* Stated exercise
In the copy, include every entry exactly but none of the pictures.

## START Supplied entries

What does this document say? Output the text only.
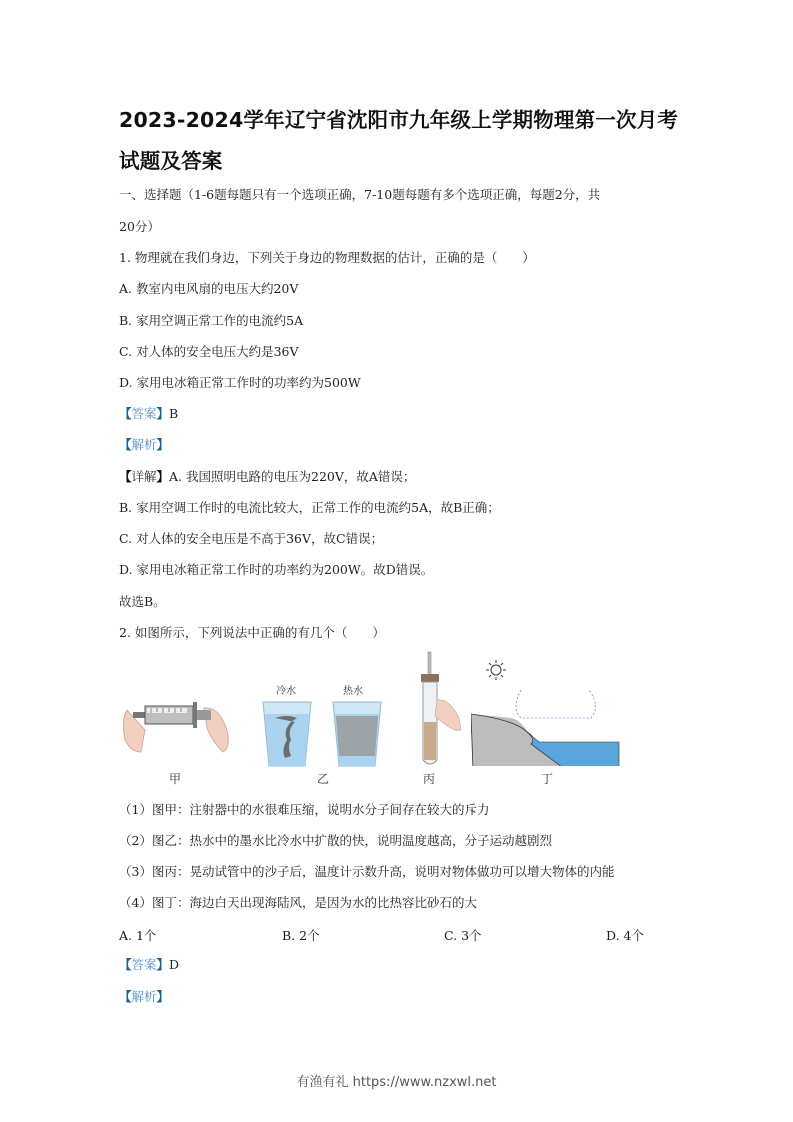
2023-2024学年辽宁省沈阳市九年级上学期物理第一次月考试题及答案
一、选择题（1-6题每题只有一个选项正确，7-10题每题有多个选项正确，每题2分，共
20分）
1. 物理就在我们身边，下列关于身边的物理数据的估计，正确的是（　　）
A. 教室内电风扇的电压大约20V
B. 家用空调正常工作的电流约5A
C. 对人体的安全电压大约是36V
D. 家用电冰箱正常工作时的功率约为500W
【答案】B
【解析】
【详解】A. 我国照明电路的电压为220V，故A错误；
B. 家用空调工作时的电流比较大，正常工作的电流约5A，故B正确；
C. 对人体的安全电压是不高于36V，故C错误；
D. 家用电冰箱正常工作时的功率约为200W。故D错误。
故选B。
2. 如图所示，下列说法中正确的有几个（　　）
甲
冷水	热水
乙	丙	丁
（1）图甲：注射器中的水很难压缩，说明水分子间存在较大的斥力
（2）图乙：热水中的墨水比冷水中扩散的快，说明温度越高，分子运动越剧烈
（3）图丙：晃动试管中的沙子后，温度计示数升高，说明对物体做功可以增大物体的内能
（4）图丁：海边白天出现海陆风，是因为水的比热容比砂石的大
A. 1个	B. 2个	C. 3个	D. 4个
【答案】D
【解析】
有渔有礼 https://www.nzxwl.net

## END Supplied entries

* Correct response
What does this document say? Output the text only.
2023-2024学年辽宁省沈阳市九年级上学期物理第一次月考试题及答案
一、选择题（1-6题每题只有一个选项正确，7-10题每题有多个选项正确，每题2分，共
20分）
1. 物理就在我们身边，下列关于身边的物理数据的估计，正确的是（　　）
A. 教室内电风扇的电压大约20V
B. 家用空调正常工作的电流约5A
C. 对人体的安全电压大约是36V
D. 家用电冰箱正常工作时的功率约为500W
【答案】B
【解析】
【详解】A. 我国照明电路的电压为220V，故A错误；
B. 家用空调工作时的电流比较大，正常工作的电流约5A，故B正确；
C. 对人体的安全电压是不高于36V，故C错误；
D. 家用电冰箱正常工作时的功率约为200W。故D错误。
故选B。
2. 如图所示，下列说法中正确的有几个（　　）
甲
冷水	热水
乙	丙	丁
（1）图甲：注射器中的水很难压缩，说明水分子间存在较大的斥力
（2）图乙：热水中的墨水比冷水中扩散的快，说明温度越高，分子运动越剧烈
（3）图丙：晃动试管中的沙子后，温度计示数升高，说明对物体做功可以增大物体的内能
（4）图丁：海边白天出现海陆风，是因为水的比热容比砂石的大
A. 1个	B. 2个	C. 3个	D. 4个
【答案】D
【解析】
有渔有礼 https://www.nzxwl.net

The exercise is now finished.